*Ihre Aufgaben*:
a: Zitieren Sie aus dem Text über Staatsanleihen wörtlich den Abschnitt von „4.) Auch Staatsanleihen“ bis einschließlich „noch eher optimistisch.“.
b: Übertragen Sie diesen Satz aus dem Text über Staatsanleihen ins Englische: „Die Erträge festverzinslicher Anlageformen werden in Zukunft wohl wesentlich niedriger ausfallen als in der Vergangenheit.“

*Quelle*:
====
1.) Die Durationspositionierung spielt für die Anleihenerträge derzeit eine größere Rolle denn je.

2.) Die Anleihenrenditen müssen gar nicht mehr wesentlich stärker ansteigen, um bei Staatsanleihen einen Rekord-Rückschlag auszulösen. Zinsanhebungen oder eine höhere Inflation könnten einen derart kräftigen Anstieg der Anleihenrenditen verursachen.

3.) Die Erträge festverzinslicher Anlageformen werden in Zukunft wohl wesentlich niedriger ausfallen als in der Vergangenheit.

4.) Auch Staatsanleihen haben in der Vergangenheit Verluste erlitten und werden dies auch in Zukunft tun. Vermutlich war das Verlustrisiko angesichts des Einbruchs der Anleihenrenditen weltweit noch nie so hoch wie momentan.

5.) Falls sich die Zinsdifferenzen von Unternehmensanleihen ausweiten sollten (weil die Anleger wegen des Ausfallrisikos höhere Risikoprämien einpreisen), während die Staatsanleihenrenditen gleichzeitig nach oben klettern, wären die oben ausgeführten Szenarios sogar noch eher optimistisch.

Natürlich gibt es auch einige sehr gute Gründe, in Staatsanleihen zu investieren. Über diese habe ich bereits gesprochen. Eine weltweit hohe Verschuldung, strukturelle deflationäre Kräfte sowie enorm hohe Sparraten rund um den Globus haben aber zur Folge, dass die Renditen von Staatsanleihen langfristig möglicherweise nicht wieder auf jenes Niveau ansteigen, auf dem sie vor einigen Jahren noch gelegen haben. Aus der obigen Drawdown-Analyse geht ferner hervor, dass Staatsanleihen und Investment Grade-Unternehmensanleihen tendenziell auch nicht so volatil sind, geringere Rückschläge aufweisen und nachweislich nicht so eng mit vergleichsweise riskanteren Anlageformen wie Hochzins-Unternehmensanleihen und Aktien korreliert sind.
====
*Bereitgestellte Angaben*:
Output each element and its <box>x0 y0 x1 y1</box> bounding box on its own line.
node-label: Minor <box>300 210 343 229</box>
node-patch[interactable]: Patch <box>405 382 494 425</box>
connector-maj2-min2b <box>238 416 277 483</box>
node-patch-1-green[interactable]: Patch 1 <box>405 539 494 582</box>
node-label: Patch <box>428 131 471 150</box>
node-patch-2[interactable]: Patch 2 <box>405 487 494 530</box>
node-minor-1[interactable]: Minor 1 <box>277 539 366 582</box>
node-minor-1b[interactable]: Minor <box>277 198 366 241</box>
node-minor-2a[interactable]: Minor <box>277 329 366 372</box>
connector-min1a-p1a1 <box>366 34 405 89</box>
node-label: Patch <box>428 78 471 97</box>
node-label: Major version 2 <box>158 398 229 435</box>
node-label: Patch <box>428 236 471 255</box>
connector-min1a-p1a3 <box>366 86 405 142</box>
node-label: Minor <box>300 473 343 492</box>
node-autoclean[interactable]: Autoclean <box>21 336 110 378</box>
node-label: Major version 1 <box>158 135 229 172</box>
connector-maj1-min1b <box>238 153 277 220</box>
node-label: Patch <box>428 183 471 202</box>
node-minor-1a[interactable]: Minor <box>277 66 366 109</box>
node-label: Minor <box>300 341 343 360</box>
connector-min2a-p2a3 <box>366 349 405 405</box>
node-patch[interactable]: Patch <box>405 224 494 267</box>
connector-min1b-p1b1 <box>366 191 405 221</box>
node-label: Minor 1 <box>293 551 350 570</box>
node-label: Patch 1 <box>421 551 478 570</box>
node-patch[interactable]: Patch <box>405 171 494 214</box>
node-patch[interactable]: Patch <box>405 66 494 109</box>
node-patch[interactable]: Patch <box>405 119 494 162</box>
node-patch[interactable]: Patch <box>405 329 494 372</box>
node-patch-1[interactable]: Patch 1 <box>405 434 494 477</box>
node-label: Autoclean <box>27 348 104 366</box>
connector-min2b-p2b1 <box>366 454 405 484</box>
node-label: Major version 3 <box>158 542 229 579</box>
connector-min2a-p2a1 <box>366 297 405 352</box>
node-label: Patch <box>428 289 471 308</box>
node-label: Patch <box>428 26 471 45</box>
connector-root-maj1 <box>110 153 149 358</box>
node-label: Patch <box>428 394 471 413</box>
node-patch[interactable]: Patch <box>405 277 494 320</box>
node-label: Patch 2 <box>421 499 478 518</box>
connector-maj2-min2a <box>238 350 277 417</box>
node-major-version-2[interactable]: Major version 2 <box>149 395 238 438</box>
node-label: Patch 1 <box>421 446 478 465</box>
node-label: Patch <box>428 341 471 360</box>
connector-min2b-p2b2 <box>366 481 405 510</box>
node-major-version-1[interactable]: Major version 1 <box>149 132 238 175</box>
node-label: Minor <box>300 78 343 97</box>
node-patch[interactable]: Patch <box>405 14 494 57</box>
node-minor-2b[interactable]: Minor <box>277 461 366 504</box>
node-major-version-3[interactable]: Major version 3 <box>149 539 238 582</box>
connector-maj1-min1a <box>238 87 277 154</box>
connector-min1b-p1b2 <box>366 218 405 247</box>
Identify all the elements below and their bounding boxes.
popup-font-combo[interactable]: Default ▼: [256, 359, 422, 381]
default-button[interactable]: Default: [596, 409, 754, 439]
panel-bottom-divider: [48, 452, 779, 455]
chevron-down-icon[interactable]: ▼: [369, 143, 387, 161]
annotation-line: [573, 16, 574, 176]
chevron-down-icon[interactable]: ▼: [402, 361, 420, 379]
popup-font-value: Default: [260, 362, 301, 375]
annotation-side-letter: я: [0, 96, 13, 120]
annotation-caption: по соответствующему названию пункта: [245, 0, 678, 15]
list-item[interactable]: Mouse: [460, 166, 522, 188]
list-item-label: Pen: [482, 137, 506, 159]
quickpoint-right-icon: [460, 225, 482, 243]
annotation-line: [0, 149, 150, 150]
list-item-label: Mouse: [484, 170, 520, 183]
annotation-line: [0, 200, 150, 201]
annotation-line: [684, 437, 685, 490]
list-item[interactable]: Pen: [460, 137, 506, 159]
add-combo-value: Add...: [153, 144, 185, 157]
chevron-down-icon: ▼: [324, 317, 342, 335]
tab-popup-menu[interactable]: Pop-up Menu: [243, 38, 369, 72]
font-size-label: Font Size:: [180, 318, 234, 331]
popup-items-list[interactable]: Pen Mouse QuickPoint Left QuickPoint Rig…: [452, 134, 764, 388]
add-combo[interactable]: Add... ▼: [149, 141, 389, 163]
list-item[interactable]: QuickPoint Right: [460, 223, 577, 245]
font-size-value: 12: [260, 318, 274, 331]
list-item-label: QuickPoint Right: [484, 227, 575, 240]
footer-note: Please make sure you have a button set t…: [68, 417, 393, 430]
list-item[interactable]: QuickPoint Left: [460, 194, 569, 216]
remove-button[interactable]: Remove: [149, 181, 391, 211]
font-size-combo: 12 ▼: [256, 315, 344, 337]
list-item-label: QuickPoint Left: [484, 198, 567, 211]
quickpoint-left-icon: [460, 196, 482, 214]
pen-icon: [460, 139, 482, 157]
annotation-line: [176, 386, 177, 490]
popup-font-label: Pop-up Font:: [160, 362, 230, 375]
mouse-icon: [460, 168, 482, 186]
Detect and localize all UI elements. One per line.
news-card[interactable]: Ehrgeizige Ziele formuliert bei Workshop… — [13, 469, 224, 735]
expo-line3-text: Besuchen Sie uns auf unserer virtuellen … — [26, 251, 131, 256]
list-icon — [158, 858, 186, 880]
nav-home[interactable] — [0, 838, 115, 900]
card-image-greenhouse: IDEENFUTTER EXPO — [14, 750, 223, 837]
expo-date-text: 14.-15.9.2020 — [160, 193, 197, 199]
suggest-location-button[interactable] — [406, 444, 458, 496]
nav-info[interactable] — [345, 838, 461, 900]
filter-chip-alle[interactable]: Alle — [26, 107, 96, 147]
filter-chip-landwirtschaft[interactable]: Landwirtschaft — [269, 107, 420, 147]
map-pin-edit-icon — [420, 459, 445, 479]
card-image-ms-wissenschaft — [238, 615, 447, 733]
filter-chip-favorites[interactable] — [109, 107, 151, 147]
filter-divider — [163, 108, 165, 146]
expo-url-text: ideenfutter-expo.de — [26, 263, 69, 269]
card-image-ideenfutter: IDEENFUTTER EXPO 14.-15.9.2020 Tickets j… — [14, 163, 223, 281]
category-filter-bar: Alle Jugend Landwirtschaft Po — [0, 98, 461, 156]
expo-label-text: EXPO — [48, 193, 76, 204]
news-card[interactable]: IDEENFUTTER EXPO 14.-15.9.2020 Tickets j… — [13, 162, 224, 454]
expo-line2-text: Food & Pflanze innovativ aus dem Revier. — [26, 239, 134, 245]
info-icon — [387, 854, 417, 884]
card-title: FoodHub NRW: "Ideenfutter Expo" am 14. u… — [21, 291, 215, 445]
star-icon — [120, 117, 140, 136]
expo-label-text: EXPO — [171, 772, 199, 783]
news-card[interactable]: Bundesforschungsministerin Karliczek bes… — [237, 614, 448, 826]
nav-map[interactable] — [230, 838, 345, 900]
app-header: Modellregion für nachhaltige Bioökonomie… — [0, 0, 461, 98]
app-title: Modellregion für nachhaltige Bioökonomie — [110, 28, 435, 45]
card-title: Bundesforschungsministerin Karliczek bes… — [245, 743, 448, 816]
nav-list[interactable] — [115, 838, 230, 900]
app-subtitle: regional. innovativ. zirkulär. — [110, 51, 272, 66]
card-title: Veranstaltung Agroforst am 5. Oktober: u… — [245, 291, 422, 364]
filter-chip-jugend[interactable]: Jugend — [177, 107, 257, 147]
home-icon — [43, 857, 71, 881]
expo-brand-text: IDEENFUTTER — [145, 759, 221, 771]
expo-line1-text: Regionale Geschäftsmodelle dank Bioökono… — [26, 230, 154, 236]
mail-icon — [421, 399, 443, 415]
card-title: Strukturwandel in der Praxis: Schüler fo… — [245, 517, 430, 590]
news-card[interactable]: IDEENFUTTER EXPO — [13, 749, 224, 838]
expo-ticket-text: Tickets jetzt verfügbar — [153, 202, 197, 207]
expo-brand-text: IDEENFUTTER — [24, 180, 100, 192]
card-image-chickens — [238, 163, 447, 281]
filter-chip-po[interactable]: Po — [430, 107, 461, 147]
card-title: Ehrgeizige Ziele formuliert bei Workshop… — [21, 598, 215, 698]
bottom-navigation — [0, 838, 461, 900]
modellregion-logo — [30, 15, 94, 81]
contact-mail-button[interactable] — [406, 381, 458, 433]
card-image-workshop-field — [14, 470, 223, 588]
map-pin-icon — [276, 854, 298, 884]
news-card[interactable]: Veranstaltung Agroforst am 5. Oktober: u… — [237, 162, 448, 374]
====
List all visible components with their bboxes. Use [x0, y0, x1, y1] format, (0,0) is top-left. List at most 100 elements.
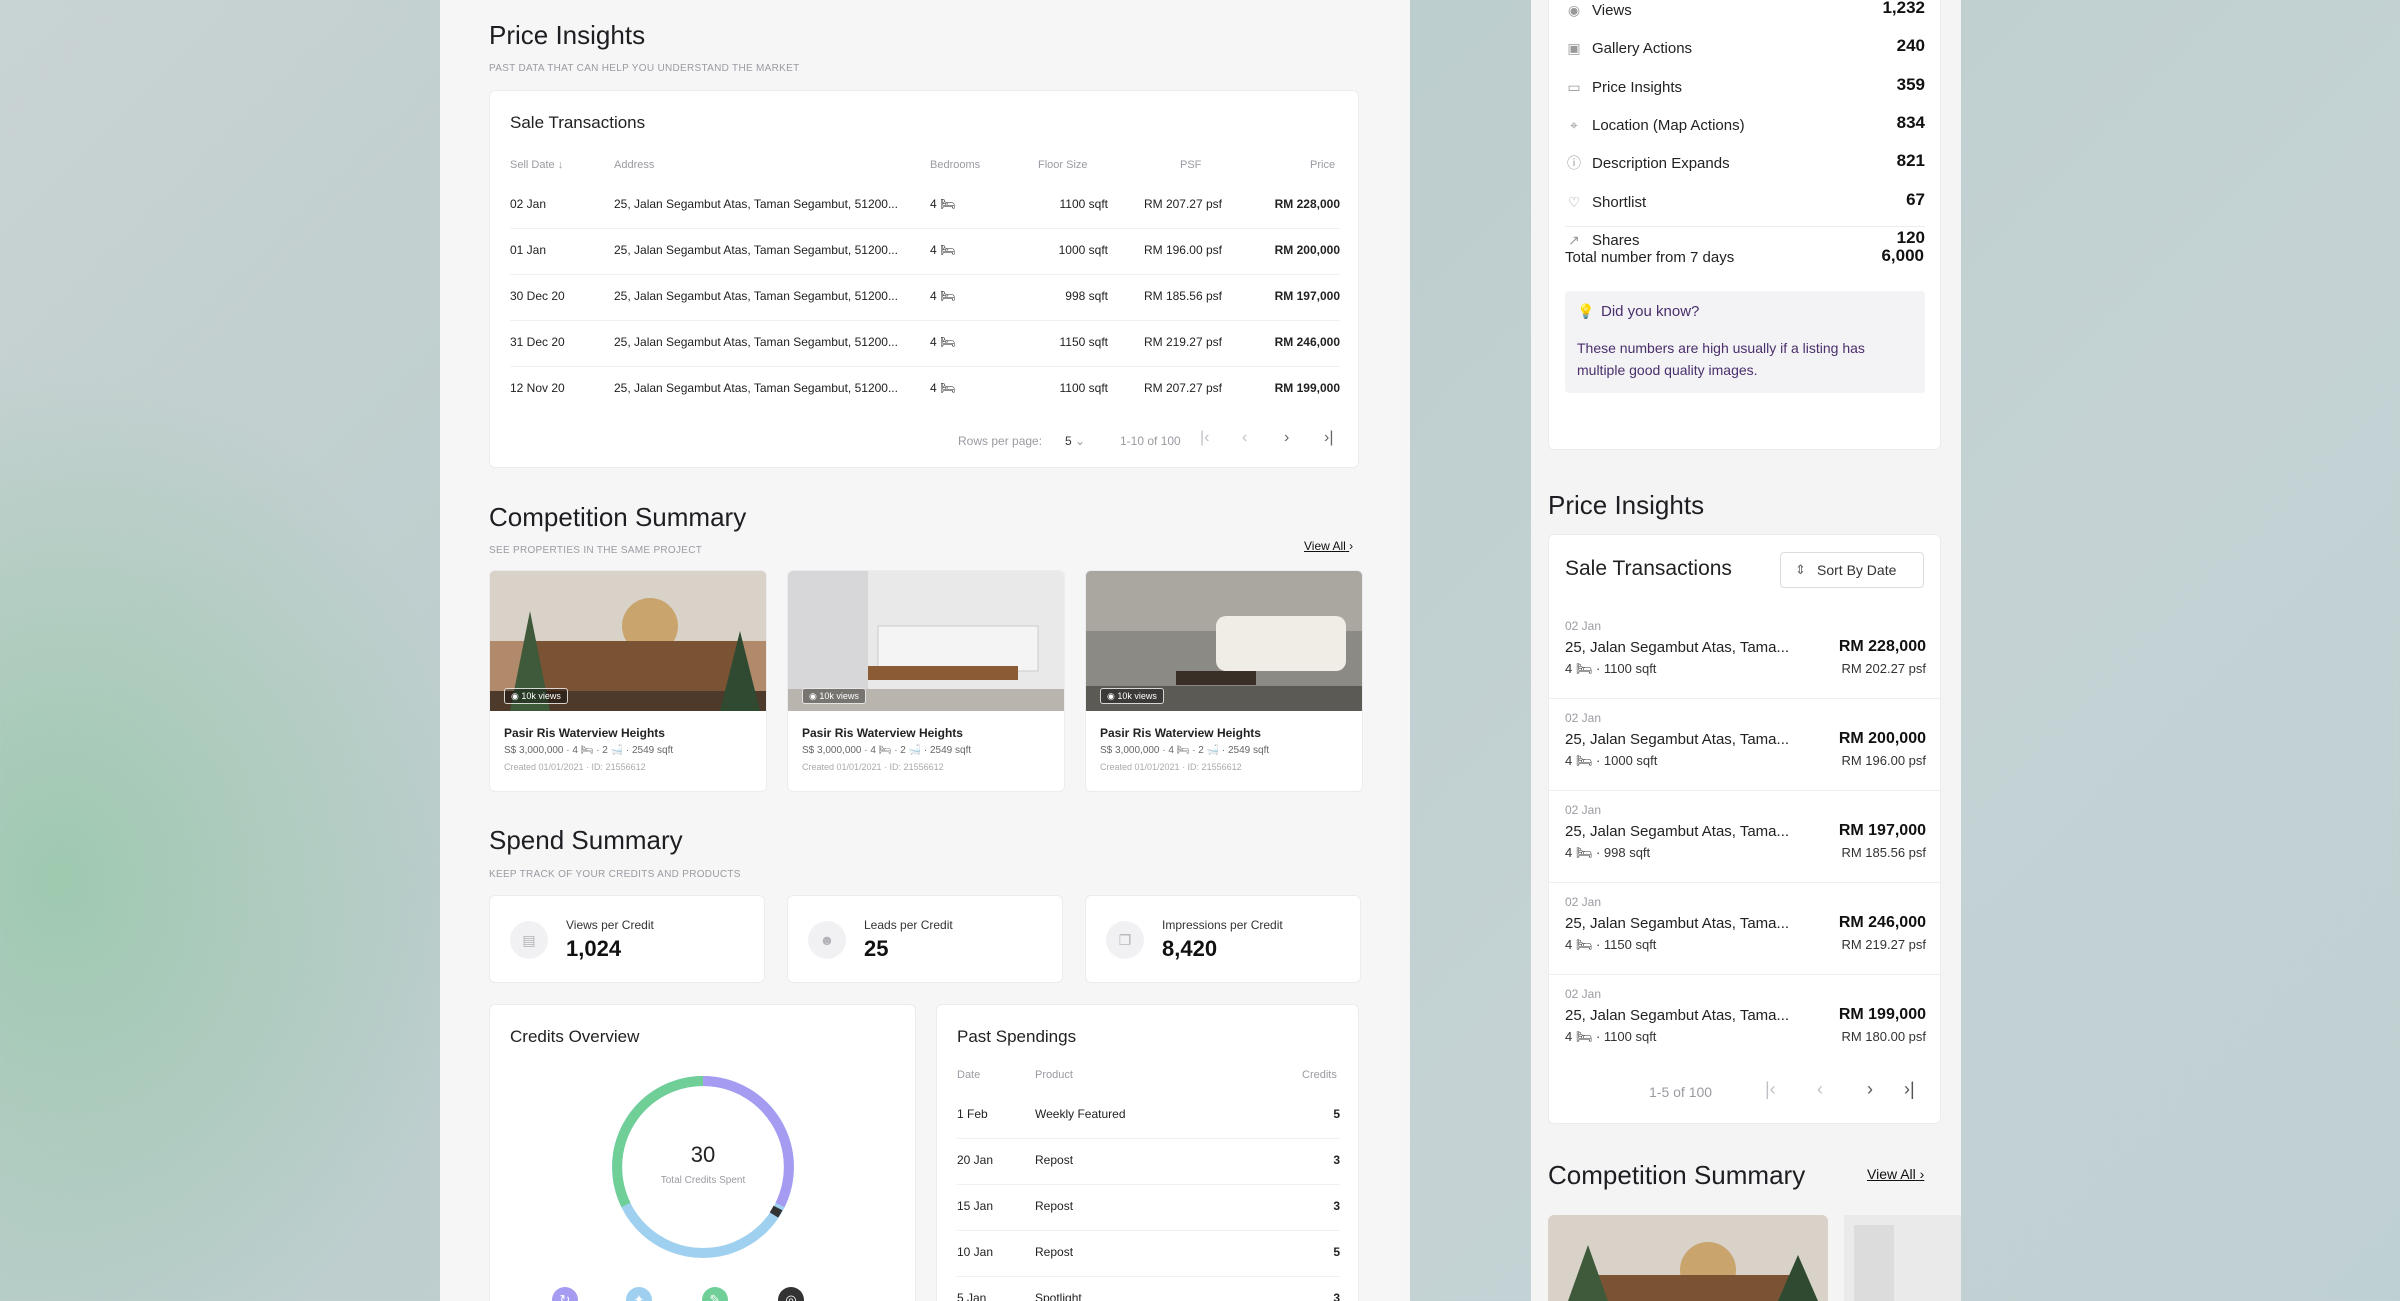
====
*Gelöste Aufgaben*:
a:
4.) Auch Staatsanleihen haben in der Vergangenheit Verluste erlitten und werden dies auch in Zukunft tun. Vermutlich war das Verlustrisiko angesichts des Einbruchs der Anleihenrenditen weltweit noch nie so hoch wie momentan.

5.) Falls sich die Zinsdifferenzen von Unternehmensanleihen ausweiten sollten (weil die Anleger wegen des Ausfallrisikos höhere Risikoprämien einpreisen), während die Staatsanleihenrenditen gleichzeitig nach oben klettern, wären die oben ausgeführten Szenarios sogar noch eher optimistisch.

b: Returns on fixed-income investments will probably be considerably lower in the future than in the past.